Scan the material below for the string "protein". Report every line that has it.
-.-.-
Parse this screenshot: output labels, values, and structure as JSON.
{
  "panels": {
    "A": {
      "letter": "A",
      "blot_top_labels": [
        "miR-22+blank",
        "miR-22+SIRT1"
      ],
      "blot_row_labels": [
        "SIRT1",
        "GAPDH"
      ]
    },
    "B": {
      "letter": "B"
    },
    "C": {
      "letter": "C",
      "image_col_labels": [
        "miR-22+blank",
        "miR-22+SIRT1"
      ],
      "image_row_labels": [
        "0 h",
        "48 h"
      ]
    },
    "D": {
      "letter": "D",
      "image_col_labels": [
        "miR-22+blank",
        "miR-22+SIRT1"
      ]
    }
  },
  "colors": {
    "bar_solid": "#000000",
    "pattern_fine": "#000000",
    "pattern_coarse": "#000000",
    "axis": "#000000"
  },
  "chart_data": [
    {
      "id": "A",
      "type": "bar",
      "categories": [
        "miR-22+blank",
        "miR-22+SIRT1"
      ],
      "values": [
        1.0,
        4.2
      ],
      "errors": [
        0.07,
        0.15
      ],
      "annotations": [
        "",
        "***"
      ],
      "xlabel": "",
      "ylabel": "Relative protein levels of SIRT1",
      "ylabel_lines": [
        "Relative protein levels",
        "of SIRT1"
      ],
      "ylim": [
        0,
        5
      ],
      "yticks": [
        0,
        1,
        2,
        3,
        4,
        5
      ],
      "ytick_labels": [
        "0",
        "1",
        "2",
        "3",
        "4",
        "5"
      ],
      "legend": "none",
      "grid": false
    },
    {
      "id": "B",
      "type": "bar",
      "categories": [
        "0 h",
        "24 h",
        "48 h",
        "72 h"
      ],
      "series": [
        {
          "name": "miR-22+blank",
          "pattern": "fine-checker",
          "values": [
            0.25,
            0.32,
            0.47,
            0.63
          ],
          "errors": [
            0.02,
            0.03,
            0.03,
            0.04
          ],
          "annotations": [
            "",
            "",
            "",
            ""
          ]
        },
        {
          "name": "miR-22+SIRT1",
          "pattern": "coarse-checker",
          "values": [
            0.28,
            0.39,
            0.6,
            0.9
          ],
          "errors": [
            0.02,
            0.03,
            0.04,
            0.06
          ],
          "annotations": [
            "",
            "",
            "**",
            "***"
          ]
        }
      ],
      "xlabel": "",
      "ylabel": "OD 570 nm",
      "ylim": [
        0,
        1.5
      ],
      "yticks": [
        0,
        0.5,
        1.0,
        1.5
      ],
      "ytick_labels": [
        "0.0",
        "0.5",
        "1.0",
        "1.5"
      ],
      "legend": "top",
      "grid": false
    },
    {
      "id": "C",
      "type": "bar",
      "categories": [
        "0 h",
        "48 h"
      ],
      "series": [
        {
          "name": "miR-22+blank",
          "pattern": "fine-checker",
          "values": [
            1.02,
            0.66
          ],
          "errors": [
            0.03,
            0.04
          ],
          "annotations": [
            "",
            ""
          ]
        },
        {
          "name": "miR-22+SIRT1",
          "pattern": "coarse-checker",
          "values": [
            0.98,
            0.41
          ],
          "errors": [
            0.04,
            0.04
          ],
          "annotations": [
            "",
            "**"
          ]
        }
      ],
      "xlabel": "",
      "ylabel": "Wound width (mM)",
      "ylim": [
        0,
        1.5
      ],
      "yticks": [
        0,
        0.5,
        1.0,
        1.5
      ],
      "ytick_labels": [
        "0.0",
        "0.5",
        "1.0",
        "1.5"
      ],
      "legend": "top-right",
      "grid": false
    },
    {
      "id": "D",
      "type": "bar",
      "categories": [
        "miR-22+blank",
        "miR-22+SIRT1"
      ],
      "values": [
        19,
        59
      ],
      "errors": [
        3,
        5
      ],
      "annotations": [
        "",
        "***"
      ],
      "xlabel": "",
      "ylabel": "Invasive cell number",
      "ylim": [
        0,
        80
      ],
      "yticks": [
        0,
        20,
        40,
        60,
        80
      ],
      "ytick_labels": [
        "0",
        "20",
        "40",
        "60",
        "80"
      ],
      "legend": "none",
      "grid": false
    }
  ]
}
-.-.-
## Answer to this exercise
      "ylabel": "Relative protein levels of SIRT1",
        "Relative protein levels",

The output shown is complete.